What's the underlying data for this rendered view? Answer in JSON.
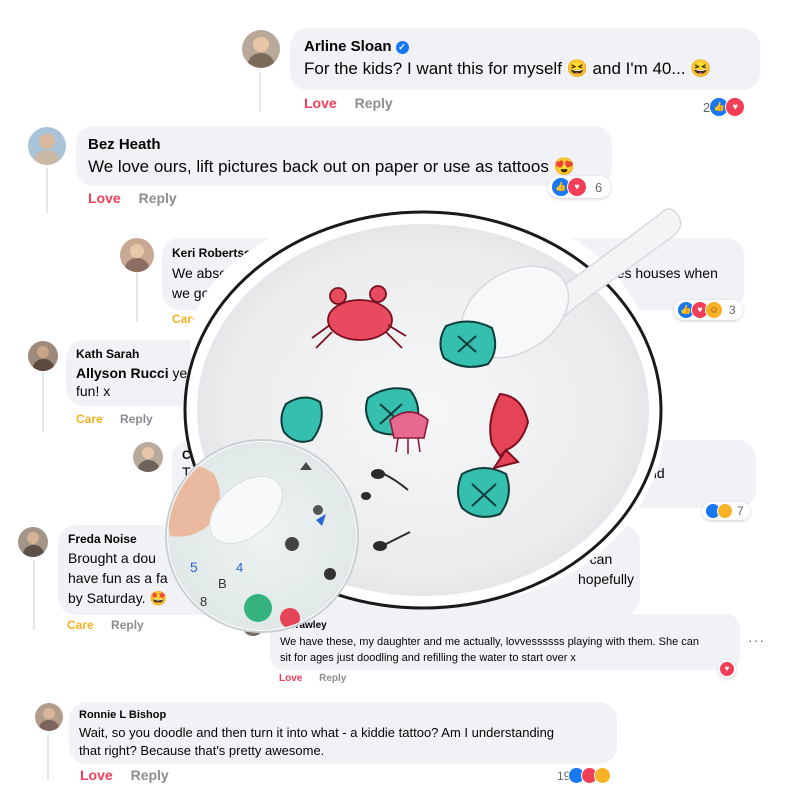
{
  "colors": {
    "love": "#f33e58",
    "care": "#f7b125",
    "like": "#1877f2",
    "muted": "#8a8d91",
    "bubble": "#f0f2f5"
  },
  "comments": [
    {
      "author": "Arline Sloan",
      "verified": true,
      "text": "For the kids? I want this for myself 😆 and I'm 40... 😆",
      "actions": [
        "Love",
        "Reply"
      ],
      "reaction_count": "2",
      "reaction_icons": [
        "like-icon",
        "heart-icon"
      ]
    },
    {
      "author": "Bez Heath",
      "text": "We love ours, lift pictures back out on paper or use as tattoos 😍",
      "actions": [
        "Love",
        "Reply"
      ],
      "reaction_count": "6",
      "reaction_icons": [
        "like-icon",
        "heart-icon"
      ]
    },
    {
      "author": "Keri Robertson",
      "text": "We absolut\nwe go fo",
      "text_right": "oples houses when\nce!",
      "actions": [
        "Care"
      ],
      "reaction_count": "3",
      "reaction_icons": [
        "like-icon",
        "heart-icon",
        "haha-icon"
      ]
    },
    {
      "author": "Kath Sarah",
      "mention": "Allyson Rucci",
      "text": "ye",
      "text2": "fun! x",
      "actions": [
        "Care",
        "Reply"
      ]
    },
    {
      "author": "Ca",
      "text": "T",
      "text_right": "uld",
      "reaction_count": "7"
    },
    {
      "author": "Freda Noise",
      "text": "Brought a dou\nhave fun as a fa\nby Saturday. 🤩",
      "text_right": "e can\nhopefully",
      "actions": [
        "Care",
        "Reply"
      ]
    },
    {
      "author": "e Crawley",
      "text": "We have these, my daughter and me actually, lovvessssss playing with them. She can\nsit for ages just doodling and refilling the water to start over x",
      "actions": [
        "Love",
        "Reply"
      ]
    },
    {
      "author": "Ronnie L Bishop",
      "text": "Wait, so you doodle and then turn it into what - a kiddie tattoo? Am I understanding\nthat right? Because that's pretty awesome.",
      "actions": [
        "Love",
        "Reply"
      ],
      "reaction_count": "19",
      "reaction_icons": [
        "like-icon",
        "heart-icon",
        "haha-icon"
      ]
    }
  ],
  "product_overlay": {
    "inset_glyphs": [
      "5",
      "B",
      "4",
      "8"
    ]
  }
}
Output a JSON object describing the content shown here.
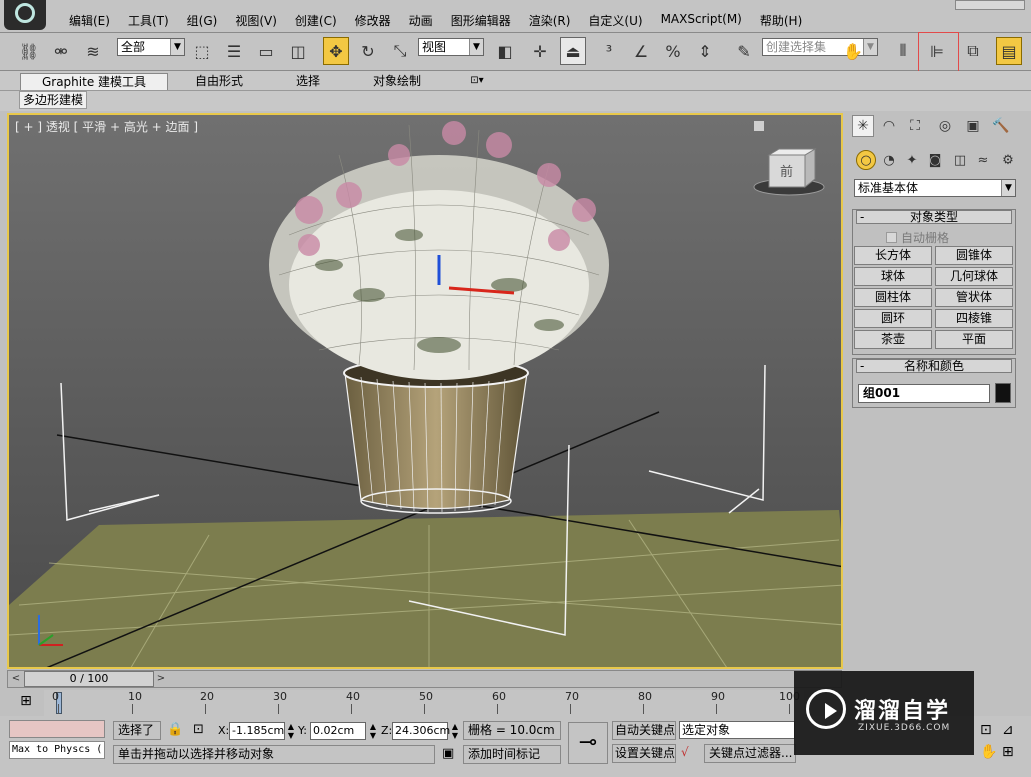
{
  "menubar": {
    "items": [
      "编辑(E)",
      "工具(T)",
      "组(G)",
      "视图(V)",
      "创建(C)",
      "修改器",
      "动画",
      "图形编辑器",
      "渲染(R)",
      "自定义(U)",
      "MAXScript(M)",
      "帮助(H)"
    ]
  },
  "toolbar": {
    "selection_filter": "全部",
    "ref_coord": "视图",
    "named_selection_placeholder": "创建选择集",
    "icons": [
      "link-icon",
      "unlink-icon",
      "bind-spacewarp-icon",
      "select-icon",
      "select-by-name-icon",
      "rect-region-icon",
      "window-crossing-icon",
      "move-icon",
      "rotate-icon",
      "scale-icon",
      "pivot-icon",
      "manipulate-icon",
      "keyboard-shortcut-icon",
      "snap-3d-icon",
      "angle-snap-icon",
      "percent-snap-icon",
      "spinner-snap-icon",
      "edit-named-sel-icon",
      "mirror-icon",
      "align-icon",
      "layer-manager-icon",
      "graphite-toggle-icon"
    ]
  },
  "ribbon": {
    "tabs": [
      "Graphite 建模工具",
      "自由形式",
      "选择",
      "对象绘制"
    ],
    "active_tab": "Graphite 建模工具",
    "sub_tab": "多边形建模"
  },
  "viewport": {
    "label": "[ + ] 透视 [ 平滑 + 高光 + 边面 ]",
    "viewcube_face": "前"
  },
  "command_panel": {
    "category_dropdown": "标准基本体",
    "object_type_title": "对象类型",
    "autogrid_label": "自动栅格",
    "object_buttons": [
      "长方体",
      "圆锥体",
      "球体",
      "几何球体",
      "圆柱体",
      "管状体",
      "圆环",
      "四棱锥",
      "茶壶",
      "平面"
    ],
    "name_color_title": "名称和颜色",
    "object_name": "组001",
    "object_color": "#111111"
  },
  "timeline": {
    "frame_display": "0 / 100",
    "ticks": [
      0,
      10,
      20,
      30,
      40,
      50,
      60,
      70,
      80,
      90,
      100
    ]
  },
  "status": {
    "maxscript_listener": "Max to Physcs (",
    "selected_label": "选择了",
    "x_label": "X:",
    "x_value": "-1.185cm",
    "y_label": "Y:",
    "y_value": "0.02cm",
    "z_label": "Z:",
    "z_value": "24.306cm",
    "grid_label": "栅格 = 10.0cm",
    "prompt": "单击并拖动以选择并移动对象",
    "add_time_tag": "添加时间标记",
    "auto_key": "自动关键点",
    "set_key": "设置关键点",
    "selected_object_drop": "选定对象",
    "key_filters": "关键点过滤器..."
  },
  "watermark": {
    "title": "溜溜自学",
    "subtitle": "ZIXUE.3D66.COM"
  }
}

-- Do this --
Would you set down the listing exactly, omitting pictures?

-- The output --
What's the underlying data for this rendered view? Answer in JSON.
{
  "colors": {
    "love": "#f33e58",
    "care": "#f7b125",
    "like": "#1877f2",
    "muted": "#8a8d91",
    "bubble": "#f0f2f5"
  },
  "comments": [
    {
      "author": "Arline Sloan",
      "verified": true,
      "text": "For the kids? I want this for myself 😆 and I'm 40... 😆",
      "actions": [
        "Love",
        "Reply"
      ],
      "reaction_count": "2",
      "reaction_icons": [
        "like-icon",
        "heart-icon"
      ]
    },
    {
      "author": "Bez Heath",
      "text": "We love ours, lift pictures back out on paper or use as tattoos 😍",
      "actions": [
        "Love",
        "Reply"
      ],
      "reaction_count": "6",
      "reaction_icons": [
        "like-icon",
        "heart-icon"
      ]
    },
    {
      "author": "Keri Robertson",
      "text": "We absolut\nwe go fo",
      "text_right": "oples houses when\nce!",
      "actions": [
        "Care"
      ],
      "reaction_count": "3",
      "reaction_icons": [
        "like-icon",
        "heart-icon",
        "haha-icon"
      ]
    },
    {
      "author": "Kath Sarah",
      "mention": "Allyson Rucci",
      "text": "ye",
      "text2": "fun! x",
      "actions": [
        "Care",
        "Reply"
      ]
    },
    {
      "author": "Ca",
      "text": "T",
      "text_right": "uld",
      "reaction_count": "7"
    },
    {
      "author": "Freda Noise",
      "text": "Brought a dou\nhave fun as a fa\nby Saturday. 🤩",
      "text_right": "e can\nhopefully",
      "actions": [
        "Care",
        "Reply"
      ]
    },
    {
      "author": "e Crawley",
      "text": "We have these, my daughter and me actually, lovvessssss playing with them. She can\nsit for ages just doodling and refilling the water to start over x",
      "actions": [
        "Love",
        "Reply"
      ]
    },
    {
      "author": "Ronnie L Bishop",
      "text": "Wait, so you doodle and then turn it into what - a kiddie tattoo? Am I understanding\nthat right? Because that's pretty awesome.",
      "actions": [
        "Love",
        "Reply"
      ],
      "reaction_count": "19",
      "reaction_icons": [
        "like-icon",
        "heart-icon",
        "haha-icon"
      ]
    }
  ],
  "product_overlay": {
    "inset_glyphs": [
      "5",
      "B",
      "4",
      "8"
    ]
  }
}
Output a JSON object describing the content shown here.
{
  "menubar": {
    "items": [
      "编辑(E)",
      "工具(T)",
      "组(G)",
      "视图(V)",
      "创建(C)",
      "修改器",
      "动画",
      "图形编辑器",
      "渲染(R)",
      "自定义(U)",
      "MAXScript(M)",
      "帮助(H)"
    ]
  },
  "toolbar": {
    "selection_filter": "全部",
    "ref_coord": "视图",
    "named_selection_placeholder": "创建选择集",
    "icons": [
      "link-icon",
      "unlink-icon",
      "bind-spacewarp-icon",
      "select-icon",
      "select-by-name-icon",
      "rect-region-icon",
      "window-crossing-icon",
      "move-icon",
      "rotate-icon",
      "scale-icon",
      "pivot-icon",
      "manipulate-icon",
      "keyboard-shortcut-icon",
      "snap-3d-icon",
      "angle-snap-icon",
      "percent-snap-icon",
      "spinner-snap-icon",
      "edit-named-sel-icon",
      "mirror-icon",
      "align-icon",
      "layer-manager-icon",
      "graphite-toggle-icon"
    ]
  },
  "ribbon": {
    "tabs": [
      "Graphite 建模工具",
      "自由形式",
      "选择",
      "对象绘制"
    ],
    "active_tab": "Graphite 建模工具",
    "sub_tab": "多边形建模"
  },
  "viewport": {
    "label": "[ + ] 透视 [ 平滑 + 高光 + 边面 ]",
    "viewcube_face": "前"
  },
  "command_panel": {
    "category_dropdown": "标准基本体",
    "object_type_title": "对象类型",
    "autogrid_label": "自动栅格",
    "object_buttons": [
      "长方体",
      "圆锥体",
      "球体",
      "几何球体",
      "圆柱体",
      "管状体",
      "圆环",
      "四棱锥",
      "茶壶",
      "平面"
    ],
    "name_color_title": "名称和颜色",
    "object_name": "组001",
    "object_color": "#111111"
  },
  "timeline": {
    "frame_display": "0 / 100",
    "ticks": [
      0,
      10,
      20,
      30,
      40,
      50,
      60,
      70,
      80,
      90,
      100
    ]
  },
  "status": {
    "maxscript_listener": "Max to Physcs (",
    "selected_label": "选择了",
    "x_label": "X:",
    "x_value": "-1.185cm",
    "y_label": "Y:",
    "y_value": "0.02cm",
    "z_label": "Z:",
    "z_value": "24.306cm",
    "grid_label": "栅格 = 10.0cm",
    "prompt": "单击并拖动以选择并移动对象",
    "add_time_tag": "添加时间标记",
    "auto_key": "自动关键点",
    "set_key": "设置关键点",
    "selected_object_drop": "选定对象",
    "key_filters": "关键点过滤器..."
  },
  "watermark": {
    "title": "溜溜自学",
    "subtitle": "ZIXUE.3D66.COM"
  }
}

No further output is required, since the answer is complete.